BEGIN Supplied entries
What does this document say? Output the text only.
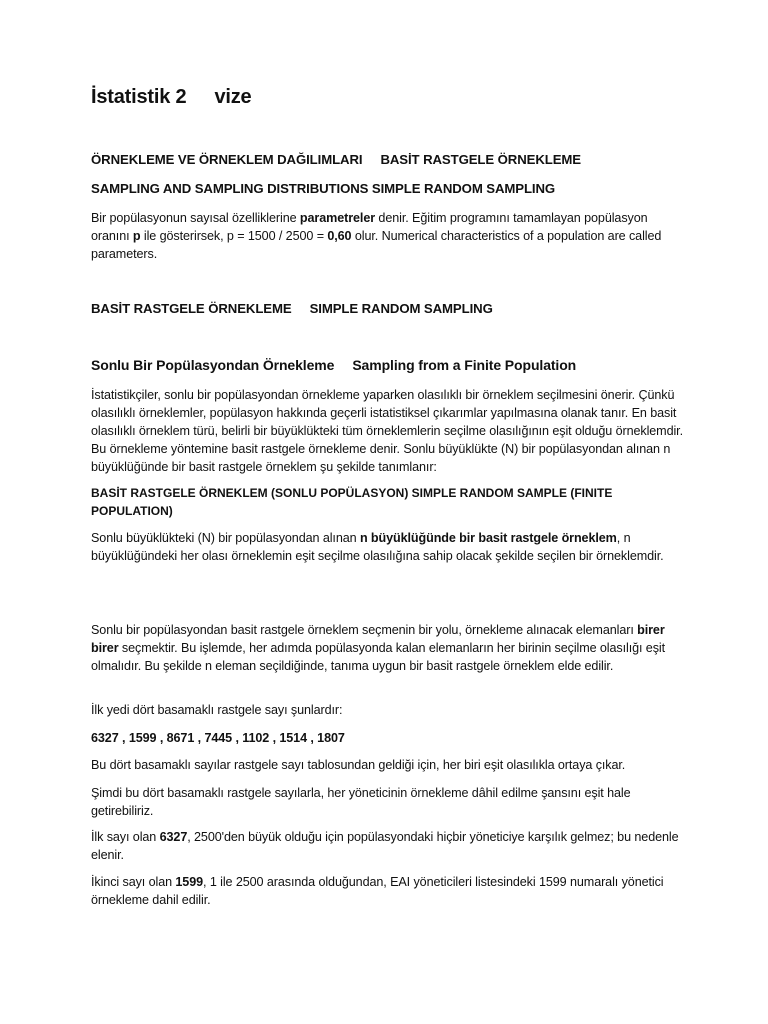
İstatistik 2 vize

ÖRNEKLEME VE ÖRNEKLEM DAĞILIMLARI BASİT RASTGELE ÖRNEKLEME

SAMPLING AND SAMPLING DISTRIBUTIONS SIMPLE RANDOM SAMPLING

Bir popülasyonun sayısal özelliklerine parametreler denir. Eğitim programını tamamlayan popülasyon oranını p ile gösterirsek, p = 1500 / 2500 = 0,60 olur. Numerical characteristics of a population are called parameters.

BASİT RASTGELE ÖRNEKLEME SIMPLE RANDOM SAMPLING

Sonlu Bir Popülasyondan Örnekleme Sampling from a Finite Population

İstatistikçiler, sonlu bir popülasyondan örnekleme yaparken olasılıklı bir örneklem seçilmesini önerir. Çünkü olasılıklı örneklemler, popülasyon hakkında geçerli istatistiksel çıkarımlar yapılmasına olanak tanır. En basit olasılıklı örneklem türü, belirli bir büyüklükteki tüm örneklemlerin seçilme olasılığının eşit olduğu örneklemdir. Bu örnekleme yöntemine basit rastgele örnekleme denir. Sonlu büyüklükte (N) bir popülasyondan alınan n büyüklüğünde bir basit rastgele örneklem şu şekilde tanımlanır:

BASİT RASTGELE ÖRNEKLEM (SONLU POPÜLASYON) SIMPLE RANDOM SAMPLE (FINITE POPULATION)

Sonlu büyüklükteki (N) bir popülasyondan alınan n büyüklüğünde bir basit rastgele örneklem, n büyüklüğündeki her olası örneklemin eşit seçilme olasılığına sahip olacak şekilde seçilen bir örneklemdir.

Sonlu bir popülasyondan basit rastgele örneklem seçmenin bir yolu, örnekleme alınacak elemanları birer birer seçmektir. Bu işlemde, her adımda popülasyonda kalan elemanların her birinin seçilme olasılığı eşit olmalıdır. Bu şekilde n eleman seçildiğinde, tanıma uygun bir basit rastgele örneklem elde edilir.

İlk yedi dört basamaklı rastgele sayı şunlardır:

6327 , 1599 , 8671 , 7445 , 1102 , 1514 , 1807

Bu dört basamaklı sayılar rastgele sayı tablosundan geldiği için, her biri eşit olasılıkla ortaya çıkar.

Şimdi bu dört basamaklı rastgele sayılarla, her yöneticinin örnekleme dâhil edilme şansını eşit hale getirebiliriz.

İlk sayı olan 6327, 2500'den büyük olduğu için popülasyondaki hiçbir yöneticiye karşılık gelmez; bu nedenle elenir.

İkinci sayı olan 1599, 1 ile 2500 arasında olduğundan, EAI yöneticileri listesindeki 1599 numaralı yönetici örnekleme dahil edilir.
END Supplied entries
# Stated problem:
Omit every picture, then repeat the remaining data exactly as it appears above.

# Result of the task:
What does this document say? Output the text only.
İstatistik 2 vize

ÖRNEKLEME VE ÖRNEKLEM DAĞILIMLARI BASİT RASTGELE ÖRNEKLEME

SAMPLING AND SAMPLING DISTRIBUTIONS SIMPLE RANDOM SAMPLING

Bir popülasyonun sayısal özelliklerine parametreler denir. Eğitim programını tamamlayan popülasyon oranını p ile gösterirsek, p = 1500 / 2500 = 0,60 olur. Numerical characteristics of a population are called parameters.

BASİT RASTGELE ÖRNEKLEME SIMPLE RANDOM SAMPLING

Sonlu Bir Popülasyondan Örnekleme Sampling from a Finite Population

İstatistikçiler, sonlu bir popülasyondan örnekleme yaparken olasılıklı bir örneklem seçilmesini önerir. Çünkü olasılıklı örneklemler, popülasyon hakkında geçerli istatistiksel çıkarımlar yapılmasına olanak tanır. En basit olasılıklı örneklem türü, belirli bir büyüklükteki tüm örneklemlerin seçilme olasılığının eşit olduğu örneklemdir. Bu örnekleme yöntemine basit rastgele örnekleme denir. Sonlu büyüklükte (N) bir popülasyondan alınan n büyüklüğünde bir basit rastgele örneklem şu şekilde tanımlanır:

BASİT RASTGELE ÖRNEKLEM (SONLU POPÜLASYON) SIMPLE RANDOM SAMPLE (FINITE POPULATION)

Sonlu büyüklükteki (N) bir popülasyondan alınan n büyüklüğünde bir basit rastgele örneklem, n büyüklüğündeki her olası örneklemin eşit seçilme olasılığına sahip olacak şekilde seçilen bir örneklemdir.

Sonlu bir popülasyondan basit rastgele örneklem seçmenin bir yolu, örnekleme alınacak elemanları birer birer seçmektir. Bu işlemde, her adımda popülasyonda kalan elemanların her birinin seçilme olasılığı eşit olmalıdır. Bu şekilde n eleman seçildiğinde, tanıma uygun bir basit rastgele örneklem elde edilir.

İlk yedi dört basamaklı rastgele sayı şunlardır:

6327 , 1599 , 8671 , 7445 , 1102 , 1514 , 1807

Bu dört basamaklı sayılar rastgele sayı tablosundan geldiği için, her biri eşit olasılıkla ortaya çıkar.

Şimdi bu dört basamaklı rastgele sayılarla, her yöneticinin örnekleme dâhil edilme şansını eşit hale getirebiliriz.

İlk sayı olan 6327, 2500'den büyük olduğu için popülasyondaki hiçbir yöneticiye karşılık gelmez; bu nedenle elenir.

İkinci sayı olan 1599, 1 ile 2500 arasında olduğundan, EAI yöneticileri listesindeki 1599 numaralı yönetici örnekleme dahil edilir.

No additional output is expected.